**WHAT TO DO**
Go through the records and copy each line where the string "pain" occurs.

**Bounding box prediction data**
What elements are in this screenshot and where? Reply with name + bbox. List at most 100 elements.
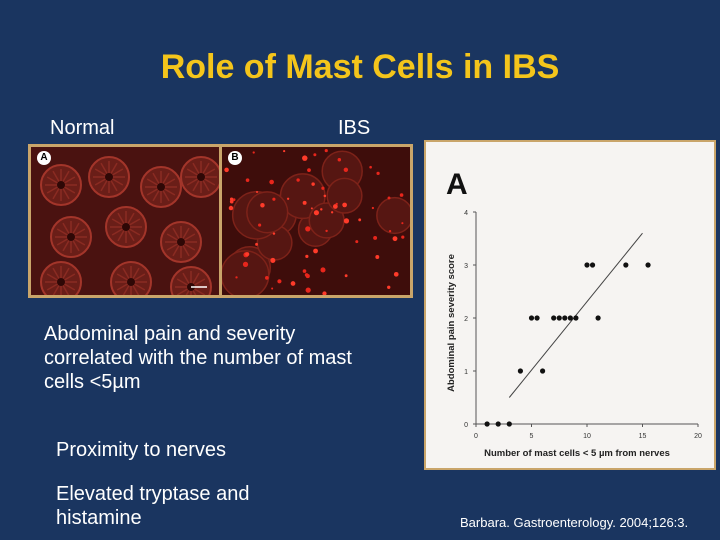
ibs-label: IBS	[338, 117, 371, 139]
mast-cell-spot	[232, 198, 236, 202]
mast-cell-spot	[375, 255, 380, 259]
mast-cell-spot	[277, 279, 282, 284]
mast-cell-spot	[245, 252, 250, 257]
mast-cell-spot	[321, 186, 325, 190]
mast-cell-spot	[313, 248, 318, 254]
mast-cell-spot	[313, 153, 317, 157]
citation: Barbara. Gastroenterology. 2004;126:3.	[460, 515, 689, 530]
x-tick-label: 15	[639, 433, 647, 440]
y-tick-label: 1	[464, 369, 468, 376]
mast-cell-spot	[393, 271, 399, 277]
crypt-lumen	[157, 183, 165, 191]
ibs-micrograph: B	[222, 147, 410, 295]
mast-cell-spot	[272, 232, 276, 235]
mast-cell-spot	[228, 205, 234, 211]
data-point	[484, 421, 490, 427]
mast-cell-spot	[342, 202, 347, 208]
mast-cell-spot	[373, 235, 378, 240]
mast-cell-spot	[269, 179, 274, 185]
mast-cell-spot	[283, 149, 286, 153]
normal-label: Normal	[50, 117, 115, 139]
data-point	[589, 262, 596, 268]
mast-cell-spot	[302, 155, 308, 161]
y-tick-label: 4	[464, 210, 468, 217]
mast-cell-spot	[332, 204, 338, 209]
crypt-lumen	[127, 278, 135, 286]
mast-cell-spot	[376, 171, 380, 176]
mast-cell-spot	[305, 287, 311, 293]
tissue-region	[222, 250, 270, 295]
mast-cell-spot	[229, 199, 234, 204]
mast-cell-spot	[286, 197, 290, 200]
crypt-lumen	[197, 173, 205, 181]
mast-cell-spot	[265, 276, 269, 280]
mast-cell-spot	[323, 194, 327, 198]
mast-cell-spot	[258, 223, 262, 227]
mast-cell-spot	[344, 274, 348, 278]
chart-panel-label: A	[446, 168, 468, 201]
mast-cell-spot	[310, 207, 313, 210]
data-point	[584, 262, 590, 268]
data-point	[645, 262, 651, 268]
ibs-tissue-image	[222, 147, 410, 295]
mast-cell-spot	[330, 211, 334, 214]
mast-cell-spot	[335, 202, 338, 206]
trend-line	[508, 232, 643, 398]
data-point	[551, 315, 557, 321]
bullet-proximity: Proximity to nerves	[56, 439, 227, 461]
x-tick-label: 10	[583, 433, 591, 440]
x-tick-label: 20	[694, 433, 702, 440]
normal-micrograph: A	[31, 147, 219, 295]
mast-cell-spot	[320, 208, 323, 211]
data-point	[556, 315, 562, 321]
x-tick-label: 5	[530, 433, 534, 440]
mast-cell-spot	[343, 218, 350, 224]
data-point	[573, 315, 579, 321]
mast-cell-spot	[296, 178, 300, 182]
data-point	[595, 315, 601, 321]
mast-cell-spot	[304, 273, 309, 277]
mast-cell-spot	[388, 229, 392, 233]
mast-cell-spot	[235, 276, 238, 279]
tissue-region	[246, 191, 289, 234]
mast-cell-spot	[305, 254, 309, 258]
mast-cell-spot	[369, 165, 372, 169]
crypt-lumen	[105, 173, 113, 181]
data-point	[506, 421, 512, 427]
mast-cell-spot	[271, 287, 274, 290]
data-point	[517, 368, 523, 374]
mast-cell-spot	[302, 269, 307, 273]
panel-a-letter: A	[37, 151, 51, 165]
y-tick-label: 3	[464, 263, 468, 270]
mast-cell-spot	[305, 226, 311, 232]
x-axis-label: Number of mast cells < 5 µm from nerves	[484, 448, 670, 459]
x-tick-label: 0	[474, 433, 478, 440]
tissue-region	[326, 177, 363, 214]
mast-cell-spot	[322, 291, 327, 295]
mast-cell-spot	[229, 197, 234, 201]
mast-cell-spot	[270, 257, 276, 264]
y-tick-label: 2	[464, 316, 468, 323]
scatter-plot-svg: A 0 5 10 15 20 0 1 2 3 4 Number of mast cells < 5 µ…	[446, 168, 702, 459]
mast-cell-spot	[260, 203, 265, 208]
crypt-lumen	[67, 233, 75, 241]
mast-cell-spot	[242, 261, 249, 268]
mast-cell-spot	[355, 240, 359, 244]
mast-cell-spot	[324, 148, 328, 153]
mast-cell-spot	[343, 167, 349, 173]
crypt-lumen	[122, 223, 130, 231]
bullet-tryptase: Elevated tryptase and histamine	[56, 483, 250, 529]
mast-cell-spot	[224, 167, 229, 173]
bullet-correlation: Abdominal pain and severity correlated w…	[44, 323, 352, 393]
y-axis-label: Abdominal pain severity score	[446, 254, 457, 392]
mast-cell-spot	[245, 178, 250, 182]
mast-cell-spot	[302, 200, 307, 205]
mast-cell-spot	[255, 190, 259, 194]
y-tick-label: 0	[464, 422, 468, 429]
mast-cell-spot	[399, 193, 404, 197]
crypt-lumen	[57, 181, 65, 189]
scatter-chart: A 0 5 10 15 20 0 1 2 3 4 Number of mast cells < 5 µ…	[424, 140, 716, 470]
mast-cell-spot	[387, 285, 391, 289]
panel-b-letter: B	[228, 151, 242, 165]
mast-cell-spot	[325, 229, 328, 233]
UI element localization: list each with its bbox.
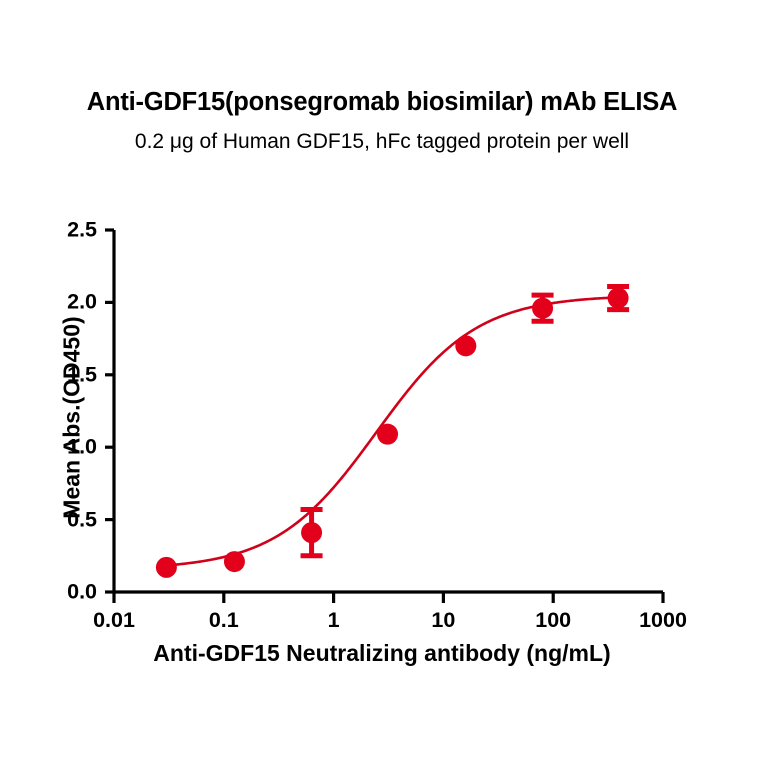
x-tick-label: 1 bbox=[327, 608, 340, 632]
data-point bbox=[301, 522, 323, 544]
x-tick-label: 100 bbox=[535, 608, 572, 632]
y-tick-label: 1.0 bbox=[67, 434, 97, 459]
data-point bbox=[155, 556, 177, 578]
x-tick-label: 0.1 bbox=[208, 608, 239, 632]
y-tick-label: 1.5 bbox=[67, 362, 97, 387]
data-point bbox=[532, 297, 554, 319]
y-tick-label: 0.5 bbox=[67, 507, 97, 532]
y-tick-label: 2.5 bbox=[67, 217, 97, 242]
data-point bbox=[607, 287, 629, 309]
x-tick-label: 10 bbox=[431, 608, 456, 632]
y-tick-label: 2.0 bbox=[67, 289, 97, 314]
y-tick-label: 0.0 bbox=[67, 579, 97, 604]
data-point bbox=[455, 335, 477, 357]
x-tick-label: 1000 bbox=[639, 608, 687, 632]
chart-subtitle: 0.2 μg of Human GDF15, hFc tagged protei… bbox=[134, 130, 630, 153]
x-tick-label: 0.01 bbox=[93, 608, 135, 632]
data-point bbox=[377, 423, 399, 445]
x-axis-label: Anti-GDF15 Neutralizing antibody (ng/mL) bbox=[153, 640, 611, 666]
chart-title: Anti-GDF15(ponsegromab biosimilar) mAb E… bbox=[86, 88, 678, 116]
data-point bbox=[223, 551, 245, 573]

**OUTPUT OF THE TASK**
bullet-correlation: Abdominal pain and severity correlated w…	[44, 323, 352, 393]
y-axis-label: Abdominal pain severity score	[446, 254, 457, 392]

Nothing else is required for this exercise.